WORK REQUIRED: Records follow. Select each line holding "color".

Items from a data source
====================

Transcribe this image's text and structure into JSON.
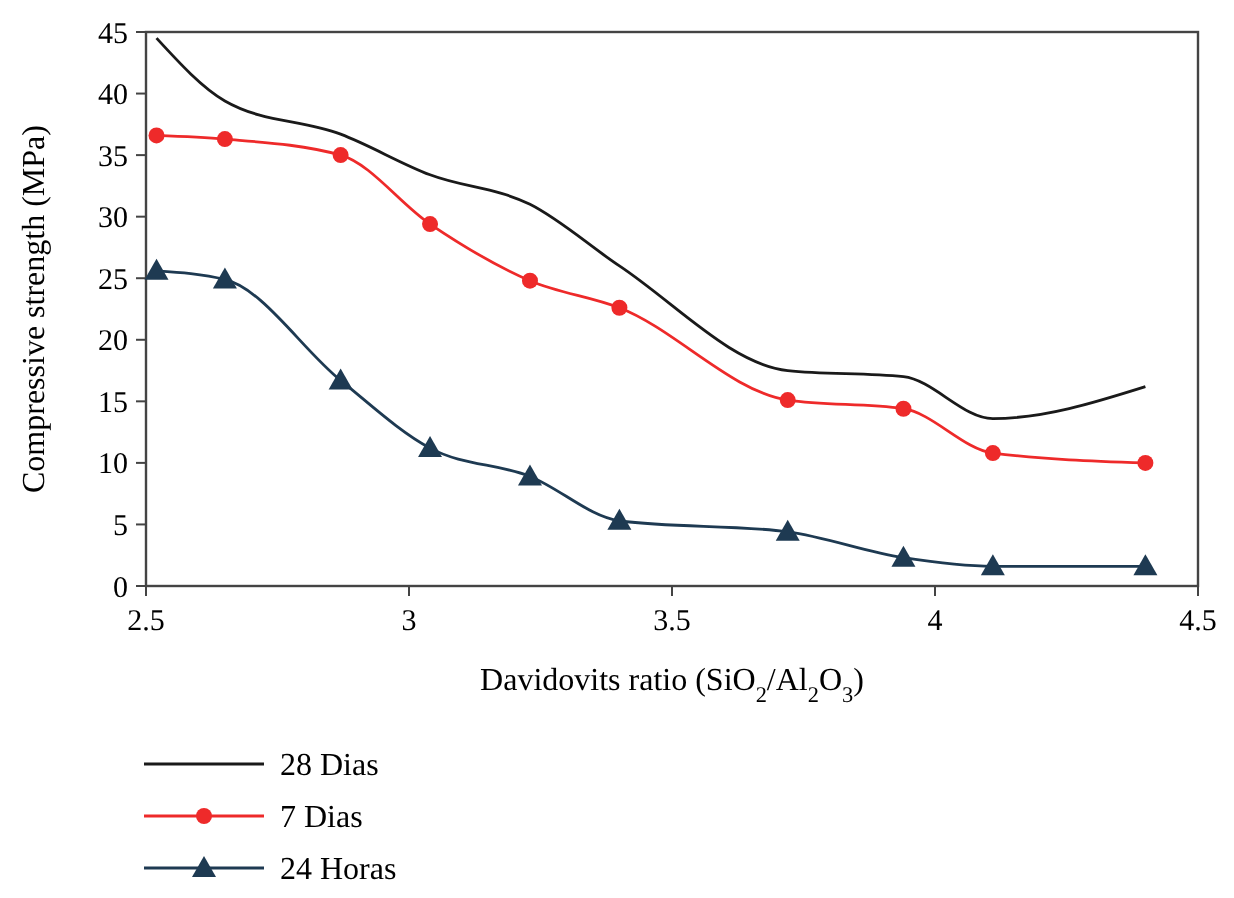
{
  "chart_data": {
    "type": "line",
    "xlabel": "Davidovits ratio (SiO$_{2}$/Al$_{2}$O$_{3}$)",
    "ylabel": "Compressive strength (MPa)",
    "x": [
      2.52,
      2.65,
      2.87,
      3.04,
      3.23,
      3.4,
      3.72,
      3.94,
      4.11,
      4.4
    ],
    "xlim": [
      2.5,
      4.5
    ],
    "xticks": [
      2.5,
      3,
      3.5,
      4,
      4.5
    ],
    "ylim": [
      0,
      45
    ],
    "yticks": [
      0,
      5,
      10,
      15,
      20,
      25,
      30,
      35,
      40,
      45
    ],
    "grid": false,
    "legend": "bottom",
    "series": [
      {
        "name": "28 Dias",
        "color": "#1a1a1a",
        "marker": "none",
        "values": [
          44.5,
          39.4,
          36.7,
          33.4,
          31.0,
          26.0,
          17.5,
          17.0,
          13.6,
          16.2
        ]
      },
      {
        "name": "7 Dias",
        "color": "#ee2a2a",
        "marker": "circle",
        "values": [
          36.6,
          36.3,
          35.0,
          29.4,
          24.8,
          22.6,
          15.1,
          14.4,
          10.8,
          10.0
        ]
      },
      {
        "name": "24 Horas",
        "color": "#1e3a52",
        "marker": "triangle",
        "values": [
          25.6,
          24.9,
          16.7,
          11.2,
          8.9,
          5.3,
          4.4,
          2.3,
          1.6,
          1.6
        ]
      }
    ]
  }
}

====================

EXERCISE OUTPUT:
        "color": "#1a1a1a",
        "color": "#ee2a2a",
        "color": "#1e3a52",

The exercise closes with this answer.